== ENTRIES SHOWN ==
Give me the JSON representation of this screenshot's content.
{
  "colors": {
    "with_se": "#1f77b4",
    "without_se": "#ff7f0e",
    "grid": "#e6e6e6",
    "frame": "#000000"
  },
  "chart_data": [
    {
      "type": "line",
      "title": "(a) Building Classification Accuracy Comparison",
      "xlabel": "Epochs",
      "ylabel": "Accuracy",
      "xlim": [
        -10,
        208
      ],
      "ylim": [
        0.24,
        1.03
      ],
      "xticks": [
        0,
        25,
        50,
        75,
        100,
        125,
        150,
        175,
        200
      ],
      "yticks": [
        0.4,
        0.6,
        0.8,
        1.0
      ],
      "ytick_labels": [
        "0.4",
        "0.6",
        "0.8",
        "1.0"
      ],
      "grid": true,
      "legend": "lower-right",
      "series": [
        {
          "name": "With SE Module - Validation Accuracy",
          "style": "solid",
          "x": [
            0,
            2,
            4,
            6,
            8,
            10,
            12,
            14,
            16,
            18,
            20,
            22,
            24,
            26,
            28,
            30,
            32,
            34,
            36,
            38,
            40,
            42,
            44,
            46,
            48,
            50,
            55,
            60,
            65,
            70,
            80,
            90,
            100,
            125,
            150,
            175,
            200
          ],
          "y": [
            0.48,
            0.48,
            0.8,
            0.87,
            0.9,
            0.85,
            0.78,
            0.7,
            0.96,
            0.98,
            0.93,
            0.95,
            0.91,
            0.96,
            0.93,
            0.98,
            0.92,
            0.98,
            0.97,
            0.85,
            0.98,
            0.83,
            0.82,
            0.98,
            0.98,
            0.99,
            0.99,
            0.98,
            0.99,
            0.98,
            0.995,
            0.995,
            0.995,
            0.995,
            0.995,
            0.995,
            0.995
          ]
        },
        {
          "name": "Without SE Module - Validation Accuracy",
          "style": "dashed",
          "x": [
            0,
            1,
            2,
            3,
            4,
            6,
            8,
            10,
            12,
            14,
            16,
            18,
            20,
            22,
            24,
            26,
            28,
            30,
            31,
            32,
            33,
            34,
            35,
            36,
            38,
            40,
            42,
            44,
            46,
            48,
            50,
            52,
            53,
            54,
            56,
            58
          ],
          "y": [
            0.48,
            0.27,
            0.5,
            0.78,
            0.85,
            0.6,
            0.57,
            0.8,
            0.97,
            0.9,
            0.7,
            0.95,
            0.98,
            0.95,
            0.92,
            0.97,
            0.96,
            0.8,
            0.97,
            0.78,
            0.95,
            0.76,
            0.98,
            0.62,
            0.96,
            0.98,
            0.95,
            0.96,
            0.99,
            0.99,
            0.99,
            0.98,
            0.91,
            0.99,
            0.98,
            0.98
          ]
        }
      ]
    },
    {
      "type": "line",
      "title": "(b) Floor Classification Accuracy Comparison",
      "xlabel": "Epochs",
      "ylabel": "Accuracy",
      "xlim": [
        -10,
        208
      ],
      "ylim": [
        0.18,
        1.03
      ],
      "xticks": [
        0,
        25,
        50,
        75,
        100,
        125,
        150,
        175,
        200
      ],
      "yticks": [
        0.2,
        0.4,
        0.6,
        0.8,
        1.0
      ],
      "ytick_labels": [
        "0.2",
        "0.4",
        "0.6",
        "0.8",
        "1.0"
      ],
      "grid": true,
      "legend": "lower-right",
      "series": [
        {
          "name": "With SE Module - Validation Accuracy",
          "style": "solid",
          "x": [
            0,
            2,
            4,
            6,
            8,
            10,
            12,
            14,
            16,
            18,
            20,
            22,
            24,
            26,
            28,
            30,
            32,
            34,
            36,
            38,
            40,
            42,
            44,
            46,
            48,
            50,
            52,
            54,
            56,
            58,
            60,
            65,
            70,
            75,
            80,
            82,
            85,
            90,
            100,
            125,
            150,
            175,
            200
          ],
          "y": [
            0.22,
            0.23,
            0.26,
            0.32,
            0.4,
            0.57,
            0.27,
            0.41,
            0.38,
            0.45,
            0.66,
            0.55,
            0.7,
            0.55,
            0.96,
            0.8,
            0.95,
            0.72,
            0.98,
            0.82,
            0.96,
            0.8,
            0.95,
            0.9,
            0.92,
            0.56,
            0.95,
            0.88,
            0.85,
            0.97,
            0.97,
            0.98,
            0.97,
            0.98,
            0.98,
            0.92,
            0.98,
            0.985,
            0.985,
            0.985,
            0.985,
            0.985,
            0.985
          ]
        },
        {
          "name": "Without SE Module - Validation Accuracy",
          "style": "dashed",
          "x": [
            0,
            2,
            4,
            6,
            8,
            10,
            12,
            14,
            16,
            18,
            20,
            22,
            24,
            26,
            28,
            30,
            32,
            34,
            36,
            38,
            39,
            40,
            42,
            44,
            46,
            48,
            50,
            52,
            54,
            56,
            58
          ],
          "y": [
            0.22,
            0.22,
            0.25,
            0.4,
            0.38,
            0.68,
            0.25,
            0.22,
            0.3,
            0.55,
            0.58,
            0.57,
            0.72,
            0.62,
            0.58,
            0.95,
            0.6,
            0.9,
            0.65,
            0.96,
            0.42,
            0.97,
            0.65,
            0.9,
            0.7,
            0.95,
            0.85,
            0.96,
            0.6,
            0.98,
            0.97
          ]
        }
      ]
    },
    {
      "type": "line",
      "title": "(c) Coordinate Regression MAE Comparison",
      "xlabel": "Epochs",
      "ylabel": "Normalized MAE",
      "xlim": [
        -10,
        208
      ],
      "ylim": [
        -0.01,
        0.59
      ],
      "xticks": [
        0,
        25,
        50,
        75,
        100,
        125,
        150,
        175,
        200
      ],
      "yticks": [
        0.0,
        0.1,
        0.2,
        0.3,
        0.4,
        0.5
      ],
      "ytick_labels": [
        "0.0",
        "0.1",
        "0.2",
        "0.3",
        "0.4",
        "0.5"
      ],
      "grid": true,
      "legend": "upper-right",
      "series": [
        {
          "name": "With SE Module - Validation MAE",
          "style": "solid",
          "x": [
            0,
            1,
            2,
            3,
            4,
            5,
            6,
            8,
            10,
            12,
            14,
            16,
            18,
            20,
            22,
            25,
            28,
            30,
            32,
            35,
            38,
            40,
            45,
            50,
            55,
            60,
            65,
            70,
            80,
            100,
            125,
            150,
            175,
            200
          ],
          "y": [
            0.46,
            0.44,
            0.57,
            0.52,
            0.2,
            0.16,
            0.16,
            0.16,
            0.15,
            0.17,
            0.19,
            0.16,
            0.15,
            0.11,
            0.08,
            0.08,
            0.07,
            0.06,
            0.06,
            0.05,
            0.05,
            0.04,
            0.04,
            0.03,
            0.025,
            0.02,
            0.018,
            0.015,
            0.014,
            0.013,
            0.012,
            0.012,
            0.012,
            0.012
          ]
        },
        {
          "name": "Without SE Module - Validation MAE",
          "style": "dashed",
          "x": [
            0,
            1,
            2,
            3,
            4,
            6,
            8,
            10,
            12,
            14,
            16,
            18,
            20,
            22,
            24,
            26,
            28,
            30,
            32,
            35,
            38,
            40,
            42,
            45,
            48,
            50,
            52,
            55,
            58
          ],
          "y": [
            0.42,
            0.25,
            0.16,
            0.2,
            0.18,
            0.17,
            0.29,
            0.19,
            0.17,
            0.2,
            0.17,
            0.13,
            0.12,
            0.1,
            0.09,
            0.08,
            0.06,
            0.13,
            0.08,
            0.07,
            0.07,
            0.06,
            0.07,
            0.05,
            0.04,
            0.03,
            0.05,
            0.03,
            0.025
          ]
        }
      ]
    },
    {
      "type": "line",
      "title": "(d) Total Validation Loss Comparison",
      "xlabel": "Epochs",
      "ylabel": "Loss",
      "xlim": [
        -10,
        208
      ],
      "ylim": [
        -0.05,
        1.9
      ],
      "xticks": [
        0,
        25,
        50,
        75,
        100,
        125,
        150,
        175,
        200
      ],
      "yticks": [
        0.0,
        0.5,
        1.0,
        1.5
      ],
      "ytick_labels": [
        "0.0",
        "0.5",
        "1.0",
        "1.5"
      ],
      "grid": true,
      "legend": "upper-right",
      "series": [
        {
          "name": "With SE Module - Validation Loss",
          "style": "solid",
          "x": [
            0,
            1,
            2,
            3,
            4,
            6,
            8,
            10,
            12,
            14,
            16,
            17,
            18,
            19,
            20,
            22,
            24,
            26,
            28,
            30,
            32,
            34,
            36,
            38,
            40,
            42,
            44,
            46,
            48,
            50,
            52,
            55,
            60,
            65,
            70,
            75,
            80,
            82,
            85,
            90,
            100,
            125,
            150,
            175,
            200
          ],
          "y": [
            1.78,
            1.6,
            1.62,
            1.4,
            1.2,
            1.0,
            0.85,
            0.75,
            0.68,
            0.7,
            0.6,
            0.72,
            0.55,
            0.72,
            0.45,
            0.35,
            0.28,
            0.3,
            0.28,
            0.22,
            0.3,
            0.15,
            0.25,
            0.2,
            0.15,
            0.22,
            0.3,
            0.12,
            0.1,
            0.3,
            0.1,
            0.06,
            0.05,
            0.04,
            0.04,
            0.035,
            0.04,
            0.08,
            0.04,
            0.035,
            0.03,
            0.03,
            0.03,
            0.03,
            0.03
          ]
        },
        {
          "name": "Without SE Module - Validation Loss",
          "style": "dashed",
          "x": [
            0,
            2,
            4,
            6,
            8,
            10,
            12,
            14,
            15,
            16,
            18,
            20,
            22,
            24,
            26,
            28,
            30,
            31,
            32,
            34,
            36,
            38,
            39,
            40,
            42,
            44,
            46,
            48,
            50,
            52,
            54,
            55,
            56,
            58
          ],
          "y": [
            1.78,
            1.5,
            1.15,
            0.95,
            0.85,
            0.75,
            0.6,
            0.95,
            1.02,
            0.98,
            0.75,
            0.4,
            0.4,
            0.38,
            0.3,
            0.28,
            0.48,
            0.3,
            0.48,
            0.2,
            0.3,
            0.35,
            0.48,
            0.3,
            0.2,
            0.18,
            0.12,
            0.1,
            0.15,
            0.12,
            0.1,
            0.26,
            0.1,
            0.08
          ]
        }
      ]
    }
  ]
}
===
YOUR TASK: Pull out every line in the data above that has the word "Validation".

TASK OUTPUT:
          "name": "With SE Module - Validation Accuracy",
          "name": "Without SE Module - Validation Accuracy",
          "name": "With SE Module - Validation Accuracy",
          "name": "Without SE Module - Validation Accuracy",
          "name": "With SE Module - Validation MAE",
          "name": "Without SE Module - Validation MAE",
      "title": "(d) Total Validation Loss Comparison",
          "name": "With SE Module - Validation Loss",
          "name": "Without SE Module - Validation Loss",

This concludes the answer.